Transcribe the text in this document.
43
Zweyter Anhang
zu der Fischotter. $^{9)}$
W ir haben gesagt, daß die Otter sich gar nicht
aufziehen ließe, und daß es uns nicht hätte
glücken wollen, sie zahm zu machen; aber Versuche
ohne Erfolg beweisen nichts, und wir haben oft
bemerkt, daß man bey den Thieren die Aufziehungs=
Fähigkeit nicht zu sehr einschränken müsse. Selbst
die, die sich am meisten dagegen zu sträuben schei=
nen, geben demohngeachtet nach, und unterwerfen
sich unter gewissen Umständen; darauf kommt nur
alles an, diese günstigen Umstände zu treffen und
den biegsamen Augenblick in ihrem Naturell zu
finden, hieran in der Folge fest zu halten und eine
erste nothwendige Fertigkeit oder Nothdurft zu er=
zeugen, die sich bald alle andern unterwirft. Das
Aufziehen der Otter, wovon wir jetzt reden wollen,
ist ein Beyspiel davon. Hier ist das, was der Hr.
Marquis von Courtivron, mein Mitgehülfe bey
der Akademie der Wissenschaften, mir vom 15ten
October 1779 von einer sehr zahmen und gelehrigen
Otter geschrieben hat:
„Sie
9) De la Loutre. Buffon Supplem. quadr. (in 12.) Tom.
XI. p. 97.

▶ **Given request**
Reproduce the full listing word for word.

▶ **Response below**
Transcribe the text in this document.
43
Zweyter Anhang
zu der Fischotter. $^{9)}$
W ir haben gesagt, daß die Otter sich gar nicht
aufziehen ließe, und daß es uns nicht hätte
glücken wollen, sie zahm zu machen; aber Versuche
ohne Erfolg beweisen nichts, und wir haben oft
bemerkt, daß man bey den Thieren die Aufziehungs=
Fähigkeit nicht zu sehr einschränken müsse. Selbst
die, die sich am meisten dagegen zu sträuben schei=
nen, geben demohngeachtet nach, und unterwerfen
sich unter gewissen Umständen; darauf kommt nur
alles an, diese günstigen Umstände zu treffen und
den biegsamen Augenblick in ihrem Naturell zu
finden, hieran in der Folge fest zu halten und eine
erste nothwendige Fertigkeit oder Nothdurft zu er=
zeugen, die sich bald alle andern unterwirft. Das
Aufziehen der Otter, wovon wir jetzt reden wollen,
ist ein Beyspiel davon. Hier ist das, was der Hr.
Marquis von Courtivron, mein Mitgehülfe bey
der Akademie der Wissenschaften, mir vom 15ten
October 1779 von einer sehr zahmen und gelehrigen
Otter geschrieben hat:
„Sie
9) De la Loutre. Buffon Supplem. quadr. (in 12.) Tom.
XI. p. 97.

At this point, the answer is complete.